::: Entries provided
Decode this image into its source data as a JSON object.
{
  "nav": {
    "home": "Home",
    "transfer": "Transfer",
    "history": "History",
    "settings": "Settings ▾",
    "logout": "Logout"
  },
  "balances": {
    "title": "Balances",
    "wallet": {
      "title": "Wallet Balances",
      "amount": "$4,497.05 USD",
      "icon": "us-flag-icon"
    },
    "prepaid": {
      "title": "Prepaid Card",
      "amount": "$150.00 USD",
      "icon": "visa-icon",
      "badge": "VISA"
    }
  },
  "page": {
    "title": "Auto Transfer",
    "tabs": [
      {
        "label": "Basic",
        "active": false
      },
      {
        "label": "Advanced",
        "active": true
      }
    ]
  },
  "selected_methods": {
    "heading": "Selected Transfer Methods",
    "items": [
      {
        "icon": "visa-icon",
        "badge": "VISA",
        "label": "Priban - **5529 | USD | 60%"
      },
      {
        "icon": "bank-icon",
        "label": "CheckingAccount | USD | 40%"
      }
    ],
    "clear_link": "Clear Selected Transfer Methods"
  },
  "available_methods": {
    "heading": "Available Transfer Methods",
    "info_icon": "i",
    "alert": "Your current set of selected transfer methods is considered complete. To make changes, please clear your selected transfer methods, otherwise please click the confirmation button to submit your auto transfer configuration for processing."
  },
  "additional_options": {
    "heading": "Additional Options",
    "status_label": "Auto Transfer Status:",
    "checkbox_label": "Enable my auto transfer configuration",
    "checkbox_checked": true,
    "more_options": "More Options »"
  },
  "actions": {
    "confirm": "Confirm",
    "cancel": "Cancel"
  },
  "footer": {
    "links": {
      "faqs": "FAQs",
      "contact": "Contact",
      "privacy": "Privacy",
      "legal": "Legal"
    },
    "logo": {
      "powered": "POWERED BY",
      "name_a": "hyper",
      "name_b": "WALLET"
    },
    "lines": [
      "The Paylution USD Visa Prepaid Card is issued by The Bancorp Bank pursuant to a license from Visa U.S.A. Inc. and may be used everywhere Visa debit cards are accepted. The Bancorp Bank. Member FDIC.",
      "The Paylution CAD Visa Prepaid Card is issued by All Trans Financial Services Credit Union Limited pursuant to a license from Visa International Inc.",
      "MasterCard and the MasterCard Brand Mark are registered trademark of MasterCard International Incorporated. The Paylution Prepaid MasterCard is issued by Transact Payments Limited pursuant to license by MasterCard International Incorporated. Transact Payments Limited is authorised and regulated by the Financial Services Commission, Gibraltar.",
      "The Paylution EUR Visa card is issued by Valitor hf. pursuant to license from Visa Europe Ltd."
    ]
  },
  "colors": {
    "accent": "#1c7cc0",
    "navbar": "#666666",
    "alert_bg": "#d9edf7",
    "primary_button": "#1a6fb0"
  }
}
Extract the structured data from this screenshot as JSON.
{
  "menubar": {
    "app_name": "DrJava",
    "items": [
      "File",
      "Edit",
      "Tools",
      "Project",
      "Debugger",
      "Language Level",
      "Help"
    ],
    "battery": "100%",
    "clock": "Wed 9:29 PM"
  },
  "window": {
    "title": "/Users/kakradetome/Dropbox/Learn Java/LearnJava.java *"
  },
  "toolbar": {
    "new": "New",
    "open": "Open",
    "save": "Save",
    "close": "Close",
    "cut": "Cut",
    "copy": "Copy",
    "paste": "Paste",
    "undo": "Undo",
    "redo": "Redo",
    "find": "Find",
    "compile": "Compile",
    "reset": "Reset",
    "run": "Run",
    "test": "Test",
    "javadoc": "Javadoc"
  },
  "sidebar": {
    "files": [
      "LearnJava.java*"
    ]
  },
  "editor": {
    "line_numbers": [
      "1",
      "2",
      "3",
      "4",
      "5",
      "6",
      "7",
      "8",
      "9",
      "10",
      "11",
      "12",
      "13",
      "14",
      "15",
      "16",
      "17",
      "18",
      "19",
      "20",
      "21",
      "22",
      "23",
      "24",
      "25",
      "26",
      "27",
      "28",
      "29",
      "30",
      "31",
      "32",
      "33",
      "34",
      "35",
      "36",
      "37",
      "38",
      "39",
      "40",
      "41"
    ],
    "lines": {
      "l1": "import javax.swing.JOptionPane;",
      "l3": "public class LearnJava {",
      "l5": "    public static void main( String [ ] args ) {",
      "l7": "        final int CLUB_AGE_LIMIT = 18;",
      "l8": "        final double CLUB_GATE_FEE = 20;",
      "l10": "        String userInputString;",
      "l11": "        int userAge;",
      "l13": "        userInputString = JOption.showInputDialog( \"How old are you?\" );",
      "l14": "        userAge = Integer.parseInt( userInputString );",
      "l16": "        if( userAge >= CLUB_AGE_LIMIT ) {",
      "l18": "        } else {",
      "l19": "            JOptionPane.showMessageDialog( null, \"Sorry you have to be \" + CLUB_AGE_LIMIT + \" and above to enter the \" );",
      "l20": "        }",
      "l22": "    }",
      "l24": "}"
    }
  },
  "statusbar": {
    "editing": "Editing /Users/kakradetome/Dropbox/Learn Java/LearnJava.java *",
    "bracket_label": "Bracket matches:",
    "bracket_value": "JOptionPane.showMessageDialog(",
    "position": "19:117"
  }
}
::::::
What needs to be done ::
Please reproduce each record precisely as written.

Answer in full ::
Decode this image into its source data as a JSON object.
{
  "nav": {
    "home": "Home",
    "transfer": "Transfer",
    "history": "History",
    "settings": "Settings ▾",
    "logout": "Logout"
  },
  "balances": {
    "title": "Balances",
    "wallet": {
      "title": "Wallet Balances",
      "amount": "$4,497.05 USD",
      "icon": "us-flag-icon"
    },
    "prepaid": {
      "title": "Prepaid Card",
      "amount": "$150.00 USD",
      "icon": "visa-icon",
      "badge": "VISA"
    }
  },
  "page": {
    "title": "Auto Transfer",
    "tabs": [
      {
        "label": "Basic",
        "active": false
      },
      {
        "label": "Advanced",
        "active": true
      }
    ]
  },
  "selected_methods": {
    "heading": "Selected Transfer Methods",
    "items": [
      {
        "icon": "visa-icon",
        "badge": "VISA",
        "label": "Priban - **5529 | USD | 60%"
      },
      {
        "icon": "bank-icon",
        "label": "CheckingAccount | USD | 40%"
      }
    ],
    "clear_link": "Clear Selected Transfer Methods"
  },
  "available_methods": {
    "heading": "Available Transfer Methods",
    "info_icon": "i",
    "alert": "Your current set of selected transfer methods is considered complete. To make changes, please clear your selected transfer methods, otherwise please click the confirmation button to submit your auto transfer configuration for processing."
  },
  "additional_options": {
    "heading": "Additional Options",
    "status_label": "Auto Transfer Status:",
    "checkbox_label": "Enable my auto transfer configuration",
    "checkbox_checked": true,
    "more_options": "More Options »"
  },
  "actions": {
    "confirm": "Confirm",
    "cancel": "Cancel"
  },
  "footer": {
    "links": {
      "faqs": "FAQs",
      "contact": "Contact",
      "privacy": "Privacy",
      "legal": "Legal"
    },
    "logo": {
      "powered": "POWERED BY",
      "name_a": "hyper",
      "name_b": "WALLET"
    },
    "lines": [
      "The Paylution USD Visa Prepaid Card is issued by The Bancorp Bank pursuant to a license from Visa U.S.A. Inc. and may be used everywhere Visa debit cards are accepted. The Bancorp Bank. Member FDIC.",
      "The Paylution CAD Visa Prepaid Card is issued by All Trans Financial Services Credit Union Limited pursuant to a license from Visa International Inc.",
      "MasterCard and the MasterCard Brand Mark are registered trademark of MasterCard International Incorporated. The Paylution Prepaid MasterCard is issued by Transact Payments Limited pursuant to license by MasterCard International Incorporated. Transact Payments Limited is authorised and regulated by the Financial Services Commission, Gibraltar.",
      "The Paylution EUR Visa card is issued by Valitor hf. pursuant to license from Visa Europe Ltd."
    ]
  },
  "colors": {
    "accent": "#1c7cc0",
    "navbar": "#666666",
    "alert_bg": "#d9edf7",
    "primary_button": "#1a6fb0"
  }
}
Extract the structured data from this screenshot as JSON.
{
  "menubar": {
    "app_name": "DrJava",
    "items": [
      "File",
      "Edit",
      "Tools",
      "Project",
      "Debugger",
      "Language Level",
      "Help"
    ],
    "battery": "100%",
    "clock": "Wed 9:29 PM"
  },
  "window": {
    "title": "/Users/kakradetome/Dropbox/Learn Java/LearnJava.java *"
  },
  "toolbar": {
    "new": "New",
    "open": "Open",
    "save": "Save",
    "close": "Close",
    "cut": "Cut",
    "copy": "Copy",
    "paste": "Paste",
    "undo": "Undo",
    "redo": "Redo",
    "find": "Find",
    "compile": "Compile",
    "reset": "Reset",
    "run": "Run",
    "test": "Test",
    "javadoc": "Javadoc"
  },
  "sidebar": {
    "files": [
      "LearnJava.java*"
    ]
  },
  "editor": {
    "line_numbers": [
      "1",
      "2",
      "3",
      "4",
      "5",
      "6",
      "7",
      "8",
      "9",
      "10",
      "11",
      "12",
      "13",
      "14",
      "15",
      "16",
      "17",
      "18",
      "19",
      "20",
      "21",
      "22",
      "23",
      "24",
      "25",
      "26",
      "27",
      "28",
      "29",
      "30",
      "31",
      "32",
      "33",
      "34",
      "35",
      "36",
      "37",
      "38",
      "39",
      "40",
      "41"
    ],
    "lines": {
      "l1": "import javax.swing.JOptionPane;",
      "l3": "public class LearnJava {",
      "l5": "    public static void main( String [ ] args ) {",
      "l7": "        final int CLUB_AGE_LIMIT = 18;",
      "l8": "        final double CLUB_GATE_FEE = 20;",
      "l10": "        String userInputString;",
      "l11": "        int userAge;",
      "l13": "        userInputString = JOption.showInputDialog( \"How old are you?\" );",
      "l14": "        userAge = Integer.parseInt( userInputString );",
      "l16": "        if( userAge >= CLUB_AGE_LIMIT ) {",
      "l18": "        } else {",
      "l19": "            JOptionPane.showMessageDialog( null, \"Sorry you have to be \" + CLUB_AGE_LIMIT + \" and above to enter the \" );",
      "l20": "        }",
      "l22": "    }",
      "l24": "}"
    }
  },
  "statusbar": {
    "editing": "Editing /Users/kakradetome/Dropbox/Learn Java/LearnJava.java *",
    "bracket_label": "Bracket matches:",
    "bracket_value": "JOptionPane.showMessageDialog(",
    "position": "19:117"
  }
}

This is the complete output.